- PROBLEM TO SOLVE
Copy the listing verbatim, excluding any images found in it.

--- START ---

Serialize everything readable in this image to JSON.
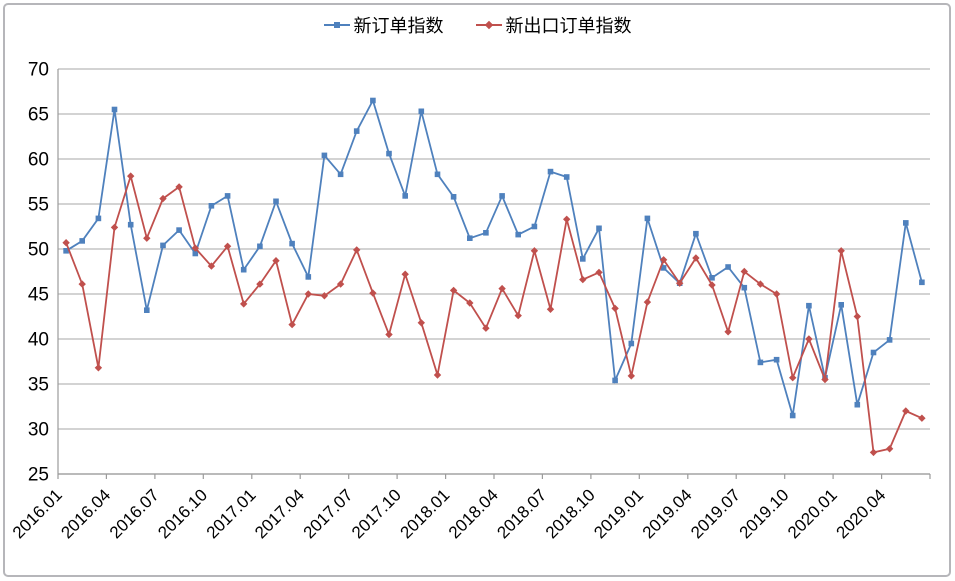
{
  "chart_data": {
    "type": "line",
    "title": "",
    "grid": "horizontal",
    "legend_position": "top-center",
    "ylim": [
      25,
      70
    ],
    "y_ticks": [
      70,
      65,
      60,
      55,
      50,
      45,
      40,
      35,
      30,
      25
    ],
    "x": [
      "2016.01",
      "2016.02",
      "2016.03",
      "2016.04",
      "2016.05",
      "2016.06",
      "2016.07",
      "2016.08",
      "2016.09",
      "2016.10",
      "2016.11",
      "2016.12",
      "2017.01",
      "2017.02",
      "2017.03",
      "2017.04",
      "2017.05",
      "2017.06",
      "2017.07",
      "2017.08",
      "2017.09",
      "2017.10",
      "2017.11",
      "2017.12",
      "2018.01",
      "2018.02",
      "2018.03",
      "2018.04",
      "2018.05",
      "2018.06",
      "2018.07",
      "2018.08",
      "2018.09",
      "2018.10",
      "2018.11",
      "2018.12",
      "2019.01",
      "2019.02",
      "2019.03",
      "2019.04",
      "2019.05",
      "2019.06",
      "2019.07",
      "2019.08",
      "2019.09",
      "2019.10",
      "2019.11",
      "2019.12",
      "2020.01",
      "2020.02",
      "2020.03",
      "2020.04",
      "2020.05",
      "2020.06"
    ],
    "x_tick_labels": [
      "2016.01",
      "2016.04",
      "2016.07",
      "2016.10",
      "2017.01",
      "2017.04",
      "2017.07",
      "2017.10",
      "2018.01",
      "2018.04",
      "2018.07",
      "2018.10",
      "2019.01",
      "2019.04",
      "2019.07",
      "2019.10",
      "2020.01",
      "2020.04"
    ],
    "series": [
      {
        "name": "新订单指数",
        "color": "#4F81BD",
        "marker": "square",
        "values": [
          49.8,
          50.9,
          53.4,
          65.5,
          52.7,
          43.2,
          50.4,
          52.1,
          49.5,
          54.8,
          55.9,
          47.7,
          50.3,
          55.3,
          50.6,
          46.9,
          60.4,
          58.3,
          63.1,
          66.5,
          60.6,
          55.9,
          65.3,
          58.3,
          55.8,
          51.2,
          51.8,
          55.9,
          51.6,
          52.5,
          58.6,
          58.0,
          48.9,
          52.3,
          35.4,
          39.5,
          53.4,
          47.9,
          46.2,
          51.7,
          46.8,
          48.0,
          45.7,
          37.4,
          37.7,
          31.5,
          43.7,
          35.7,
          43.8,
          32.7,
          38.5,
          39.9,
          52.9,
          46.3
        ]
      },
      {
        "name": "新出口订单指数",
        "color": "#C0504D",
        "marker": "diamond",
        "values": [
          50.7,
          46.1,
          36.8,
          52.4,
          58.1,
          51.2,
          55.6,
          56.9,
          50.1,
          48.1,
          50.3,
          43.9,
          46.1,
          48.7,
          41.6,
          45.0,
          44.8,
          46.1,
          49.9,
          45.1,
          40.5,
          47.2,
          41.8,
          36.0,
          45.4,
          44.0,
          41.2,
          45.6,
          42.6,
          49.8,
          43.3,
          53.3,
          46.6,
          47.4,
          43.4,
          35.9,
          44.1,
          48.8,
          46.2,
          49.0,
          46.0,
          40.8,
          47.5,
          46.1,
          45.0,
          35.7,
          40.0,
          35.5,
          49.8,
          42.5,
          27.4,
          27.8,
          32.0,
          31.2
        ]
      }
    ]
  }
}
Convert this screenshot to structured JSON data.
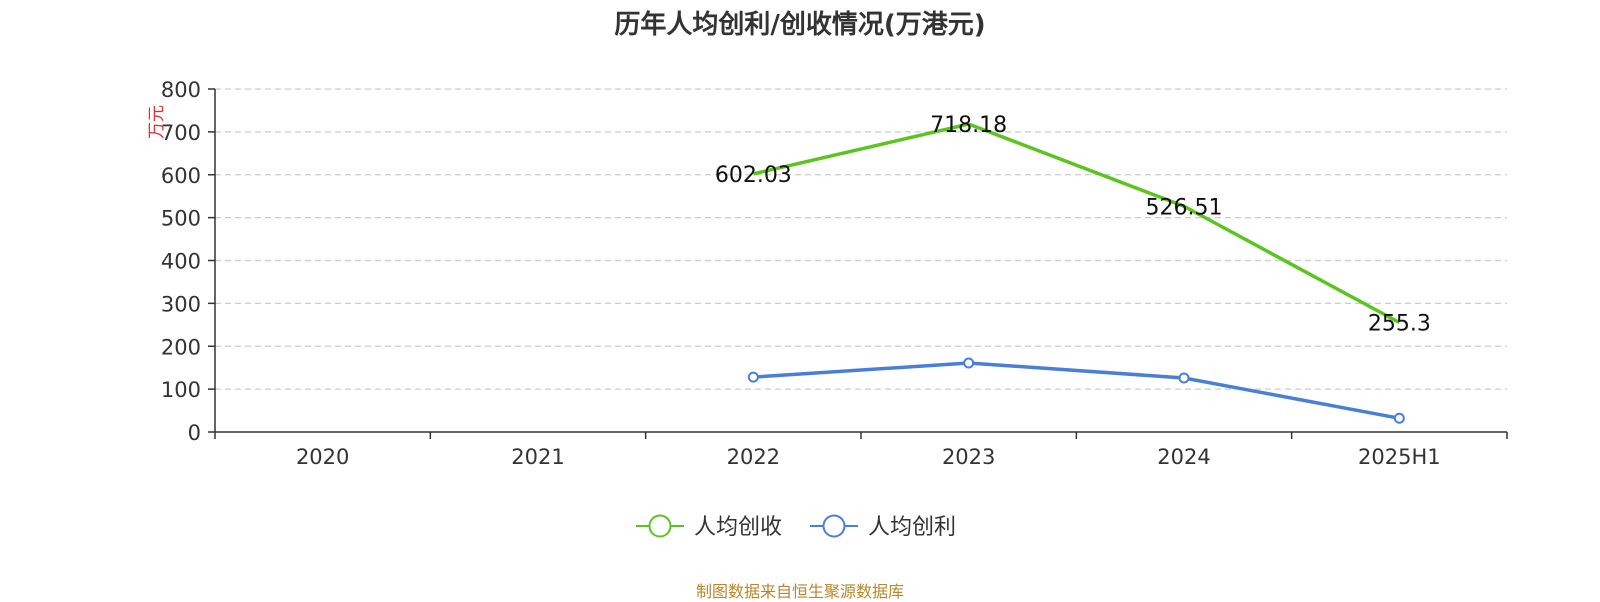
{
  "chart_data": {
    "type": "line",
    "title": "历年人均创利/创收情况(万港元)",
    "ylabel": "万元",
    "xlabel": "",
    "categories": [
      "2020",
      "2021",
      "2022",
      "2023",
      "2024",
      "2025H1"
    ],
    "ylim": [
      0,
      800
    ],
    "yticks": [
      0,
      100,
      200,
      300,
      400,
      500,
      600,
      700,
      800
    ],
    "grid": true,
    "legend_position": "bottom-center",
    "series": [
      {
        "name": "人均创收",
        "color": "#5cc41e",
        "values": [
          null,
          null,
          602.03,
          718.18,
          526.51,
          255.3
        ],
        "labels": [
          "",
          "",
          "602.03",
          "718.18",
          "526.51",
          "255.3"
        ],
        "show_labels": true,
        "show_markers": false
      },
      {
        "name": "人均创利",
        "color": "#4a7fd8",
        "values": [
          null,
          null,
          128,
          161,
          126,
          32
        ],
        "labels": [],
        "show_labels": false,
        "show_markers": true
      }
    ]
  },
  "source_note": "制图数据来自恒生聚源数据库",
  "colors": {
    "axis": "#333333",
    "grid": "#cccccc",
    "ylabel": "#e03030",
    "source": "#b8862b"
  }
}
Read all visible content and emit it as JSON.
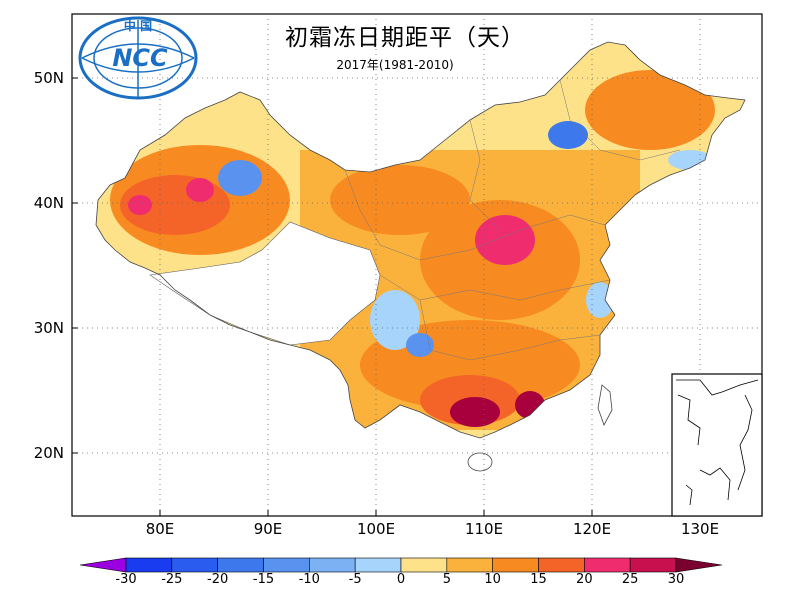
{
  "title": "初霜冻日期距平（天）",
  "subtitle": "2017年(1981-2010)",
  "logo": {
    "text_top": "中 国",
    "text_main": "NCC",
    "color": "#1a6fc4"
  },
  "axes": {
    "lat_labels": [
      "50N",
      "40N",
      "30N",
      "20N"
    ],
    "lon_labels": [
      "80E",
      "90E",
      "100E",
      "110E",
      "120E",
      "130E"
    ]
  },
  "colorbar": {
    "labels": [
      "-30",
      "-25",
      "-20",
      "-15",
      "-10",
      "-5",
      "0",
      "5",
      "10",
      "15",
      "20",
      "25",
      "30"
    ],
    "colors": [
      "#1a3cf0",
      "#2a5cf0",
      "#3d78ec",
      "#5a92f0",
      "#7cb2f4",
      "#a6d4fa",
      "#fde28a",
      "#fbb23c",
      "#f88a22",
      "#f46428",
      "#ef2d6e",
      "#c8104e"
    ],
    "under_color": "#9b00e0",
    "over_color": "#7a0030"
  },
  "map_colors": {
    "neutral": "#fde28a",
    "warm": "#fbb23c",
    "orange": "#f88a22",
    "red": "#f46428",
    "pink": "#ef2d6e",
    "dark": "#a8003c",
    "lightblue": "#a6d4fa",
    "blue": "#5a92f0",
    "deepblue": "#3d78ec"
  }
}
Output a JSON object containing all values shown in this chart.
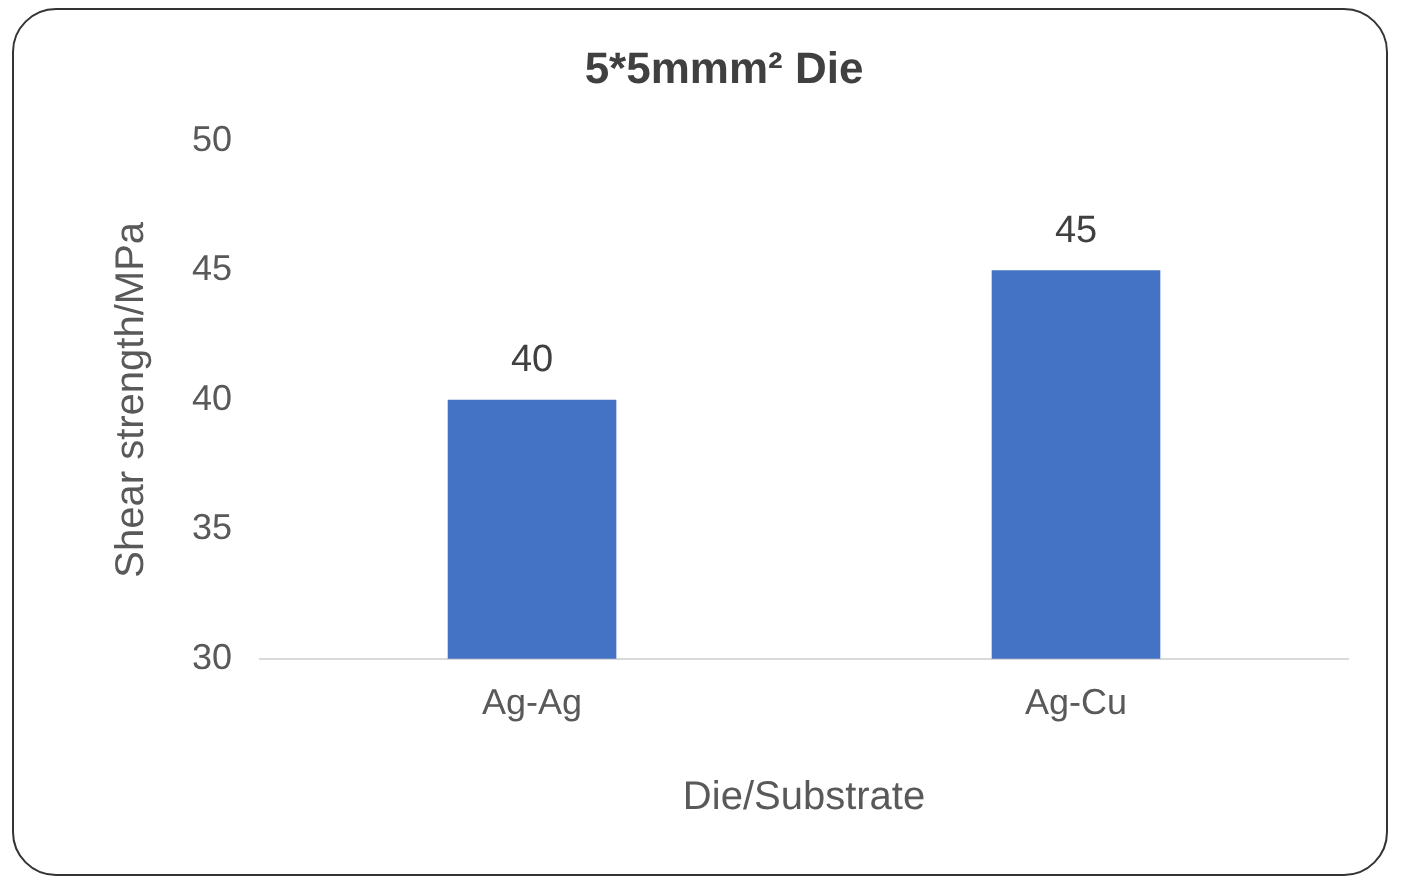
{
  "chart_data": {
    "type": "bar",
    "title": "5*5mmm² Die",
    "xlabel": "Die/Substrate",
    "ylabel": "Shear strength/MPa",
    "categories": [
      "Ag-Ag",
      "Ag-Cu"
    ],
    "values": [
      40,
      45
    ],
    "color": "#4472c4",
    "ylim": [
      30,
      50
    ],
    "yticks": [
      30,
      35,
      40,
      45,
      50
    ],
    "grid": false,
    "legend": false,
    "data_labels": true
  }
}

--- END ---

- RESPONSE TO THIS EXERCISE
Serialize everything readable in this image to JSON.
{
  "chart_data": {
    "type": "line",
    "title": "",
    "grid": "horizontal",
    "legend_position": "top-center",
    "ylim": [
      25,
      70
    ],
    "y_ticks": [
      70,
      65,
      60,
      55,
      50,
      45,
      40,
      35,
      30,
      25
    ],
    "x": [
      "2016.01",
      "2016.02",
      "2016.03",
      "2016.04",
      "2016.05",
      "2016.06",
      "2016.07",
      "2016.08",
      "2016.09",
      "2016.10",
      "2016.11",
      "2016.12",
      "2017.01",
      "2017.02",
      "2017.03",
      "2017.04",
      "2017.05",
      "2017.06",
      "2017.07",
      "2017.08",
      "2017.09",
      "2017.10",
      "2017.11",
      "2017.12",
      "2018.01",
      "2018.02",
      "2018.03",
      "2018.04",
      "2018.05",
      "2018.06",
      "2018.07",
      "2018.08",
      "2018.09",
      "2018.10",
      "2018.11",
      "2018.12",
      "2019.01",
      "2019.02",
      "2019.03",
      "2019.04",
      "2019.05",
      "2019.06",
      "2019.07",
      "2019.08",
      "2019.09",
      "2019.10",
      "2019.11",
      "2019.12",
      "2020.01",
      "2020.02",
      "2020.03",
      "2020.04",
      "2020.05",
      "2020.06"
    ],
    "x_tick_labels": [
      "2016.01",
      "2016.04",
      "2016.07",
      "2016.10",
      "2017.01",
      "2017.04",
      "2017.07",
      "2017.10",
      "2018.01",
      "2018.04",
      "2018.07",
      "2018.10",
      "2019.01",
      "2019.04",
      "2019.07",
      "2019.10",
      "2020.01",
      "2020.04"
    ],
    "series": [
      {
        "name": "新订单指数",
        "color": "#4F81BD",
        "marker": "square",
        "values": [
          49.8,
          50.9,
          53.4,
          65.5,
          52.7,
          43.2,
          50.4,
          52.1,
          49.5,
          54.8,
          55.9,
          47.7,
          50.3,
          55.3,
          50.6,
          46.9,
          60.4,
          58.3,
          63.1,
          66.5,
          60.6,
          55.9,
          65.3,
          58.3,
          55.8,
          51.2,
          51.8,
          55.9,
          51.6,
          52.5,
          58.6,
          58.0,
          48.9,
          52.3,
          35.4,
          39.5,
          53.4,
          47.9,
          46.2,
          51.7,
          46.8,
          48.0,
          45.7,
          37.4,
          37.7,
          31.5,
          43.7,
          35.7,
          43.8,
          32.7,
          38.5,
          39.9,
          52.9,
          46.3
        ]
      },
      {
        "name": "新出口订单指数",
        "color": "#C0504D",
        "marker": "diamond",
        "values": [
          50.7,
          46.1,
          36.8,
          52.4,
          58.1,
          51.2,
          55.6,
          56.9,
          50.1,
          48.1,
          50.3,
          43.9,
          46.1,
          48.7,
          41.6,
          45.0,
          44.8,
          46.1,
          49.9,
          45.1,
          40.5,
          47.2,
          41.8,
          36.0,
          45.4,
          44.0,
          41.2,
          45.6,
          42.6,
          49.8,
          43.3,
          53.3,
          46.6,
          47.4,
          43.4,
          35.9,
          44.1,
          48.8,
          46.2,
          49.0,
          46.0,
          40.8,
          47.5,
          46.1,
          45.0,
          35.7,
          40.0,
          35.5,
          49.8,
          42.5,
          27.4,
          27.8,
          32.0,
          31.2
        ]
      }
    ]
  }
}
Convert this screenshot to structured JSON data.
{
  "chart_data": {
    "type": "line",
    "title": "历年人均创利/创收情况(万港元)",
    "ylabel": "万元",
    "xlabel": "",
    "categories": [
      "2020",
      "2021",
      "2022",
      "2023",
      "2024",
      "2025H1"
    ],
    "ylim": [
      0,
      800
    ],
    "yticks": [
      0,
      100,
      200,
      300,
      400,
      500,
      600,
      700,
      800
    ],
    "grid": true,
    "legend_position": "bottom-center",
    "series": [
      {
        "name": "人均创收",
        "color": "#5cc41e",
        "values": [
          null,
          null,
          602.03,
          718.18,
          526.51,
          255.3
        ],
        "labels": [
          "",
          "",
          "602.03",
          "718.18",
          "526.51",
          "255.3"
        ],
        "show_labels": true,
        "show_markers": false
      },
      {
        "name": "人均创利",
        "color": "#4a7fd8",
        "values": [
          null,
          null,
          128,
          161,
          126,
          32
        ],
        "labels": [],
        "show_labels": false,
        "show_markers": true
      }
    ]
  },
  "source_note": "制图数据来自恒生聚源数据库",
  "colors": {
    "axis": "#333333",
    "grid": "#cccccc",
    "ylabel": "#e03030",
    "source": "#b8862b"
  }
}
Read all visible content and emit it as JSON.
{
  "title": "初霜冻日期距平（天）",
  "subtitle": "2017年(1981-2010)",
  "logo": {
    "text_top": "中 国",
    "text_main": "NCC",
    "color": "#1a6fc4"
  },
  "axes": {
    "lat_labels": [
      "50N",
      "40N",
      "30N",
      "20N"
    ],
    "lon_labels": [
      "80E",
      "90E",
      "100E",
      "110E",
      "120E",
      "130E"
    ]
  },
  "colorbar": {
    "labels": [
      "-30",
      "-25",
      "-20",
      "-15",
      "-10",
      "-5",
      "0",
      "5",
      "10",
      "15",
      "20",
      "25",
      "30"
    ],
    "colors": [
      "#1a3cf0",
      "#2a5cf0",
      "#3d78ec",
      "#5a92f0",
      "#7cb2f4",
      "#a6d4fa",
      "#fde28a",
      "#fbb23c",
      "#f88a22",
      "#f46428",
      "#ef2d6e",
      "#c8104e"
    ],
    "under_color": "#9b00e0",
    "over_color": "#7a0030"
  },
  "map_colors": {
    "neutral": "#fde28a",
    "warm": "#fbb23c",
    "orange": "#f88a22",
    "red": "#f46428",
    "pink": "#ef2d6e",
    "dark": "#a8003c",
    "lightblue": "#a6d4fa",
    "blue": "#5a92f0",
    "deepblue": "#3d78ec"
  }
}
Output a JSON object containing all values shown in this chart.
{
  "chart_data": {
    "type": "bar",
    "title": "5*5mmm² Die",
    "xlabel": "Die/Substrate",
    "ylabel": "Shear strength/MPa",
    "categories": [
      "Ag-Ag",
      "Ag-Cu"
    ],
    "values": [
      40,
      45
    ],
    "color": "#4472c4",
    "ylim": [
      30,
      50
    ],
    "yticks": [
      30,
      35,
      40,
      45,
      50
    ],
    "grid": false,
    "legend": false,
    "data_labels": true
  }
}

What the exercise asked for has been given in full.